Description of the task | Write each record again exactly as it stands.

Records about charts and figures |
>> begin

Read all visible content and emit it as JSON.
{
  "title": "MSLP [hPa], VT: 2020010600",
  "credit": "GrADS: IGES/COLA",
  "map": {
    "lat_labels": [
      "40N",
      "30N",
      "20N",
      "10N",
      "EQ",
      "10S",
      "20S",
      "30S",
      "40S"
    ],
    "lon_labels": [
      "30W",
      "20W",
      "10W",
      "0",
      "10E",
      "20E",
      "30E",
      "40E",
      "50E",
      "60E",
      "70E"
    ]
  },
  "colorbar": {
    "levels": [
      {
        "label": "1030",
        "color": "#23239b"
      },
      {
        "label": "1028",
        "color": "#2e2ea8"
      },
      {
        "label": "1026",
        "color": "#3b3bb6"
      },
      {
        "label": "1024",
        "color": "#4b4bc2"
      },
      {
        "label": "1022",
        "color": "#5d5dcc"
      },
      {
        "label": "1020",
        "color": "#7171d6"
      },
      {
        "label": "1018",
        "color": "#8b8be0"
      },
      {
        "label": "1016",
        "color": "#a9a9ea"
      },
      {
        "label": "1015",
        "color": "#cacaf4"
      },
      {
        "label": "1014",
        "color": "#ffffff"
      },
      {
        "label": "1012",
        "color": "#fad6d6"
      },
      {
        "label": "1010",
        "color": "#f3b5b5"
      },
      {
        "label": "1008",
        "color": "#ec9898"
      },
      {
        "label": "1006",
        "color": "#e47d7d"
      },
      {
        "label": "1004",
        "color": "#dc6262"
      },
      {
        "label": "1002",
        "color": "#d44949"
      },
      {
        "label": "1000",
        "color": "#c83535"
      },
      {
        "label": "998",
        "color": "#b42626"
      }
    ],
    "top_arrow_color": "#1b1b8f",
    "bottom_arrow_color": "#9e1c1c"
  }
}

>> end

Solution for this task |
Read all visible content and emit it as JSON.
{
  "title": "MSLP [hPa], VT: 2020010600",
  "credit": "GrADS: IGES/COLA",
  "map": {
    "lat_labels": [
      "40N",
      "30N",
      "20N",
      "10N",
      "EQ",
      "10S",
      "20S",
      "30S",
      "40S"
    ],
    "lon_labels": [
      "30W",
      "20W",
      "10W",
      "0",
      "10E",
      "20E",
      "30E",
      "40E",
      "50E",
      "60E",
      "70E"
    ]
  },
  "colorbar": {
    "levels": [
      {
        "label": "1030",
        "color": "#23239b"
      },
      {
        "label": "1028",
        "color": "#2e2ea8"
      },
      {
        "label": "1026",
        "color": "#3b3bb6"
      },
      {
        "label": "1024",
        "color": "#4b4bc2"
      },
      {
        "label": "1022",
        "color": "#5d5dcc"
      },
      {
        "label": "1020",
        "color": "#7171d6"
      },
      {
        "label": "1018",
        "color": "#8b8be0"
      },
      {
        "label": "1016",
        "color": "#a9a9ea"
      },
      {
        "label": "1015",
        "color": "#cacaf4"
      },
      {
        "label": "1014",
        "color": "#ffffff"
      },
      {
        "label": "1012",
        "color": "#fad6d6"
      },
      {
        "label": "1010",
        "color": "#f3b5b5"
      },
      {
        "label": "1008",
        "color": "#ec9898"
      },
      {
        "label": "1006",
        "color": "#e47d7d"
      },
      {
        "label": "1004",
        "color": "#dc6262"
      },
      {
        "label": "1002",
        "color": "#d44949"
      },
      {
        "label": "1000",
        "color": "#c83535"
      },
      {
        "label": "998",
        "color": "#b42626"
      }
    ],
    "top_arrow_color": "#1b1b8f",
    "bottom_arrow_color": "#9e1c1c"
  }
}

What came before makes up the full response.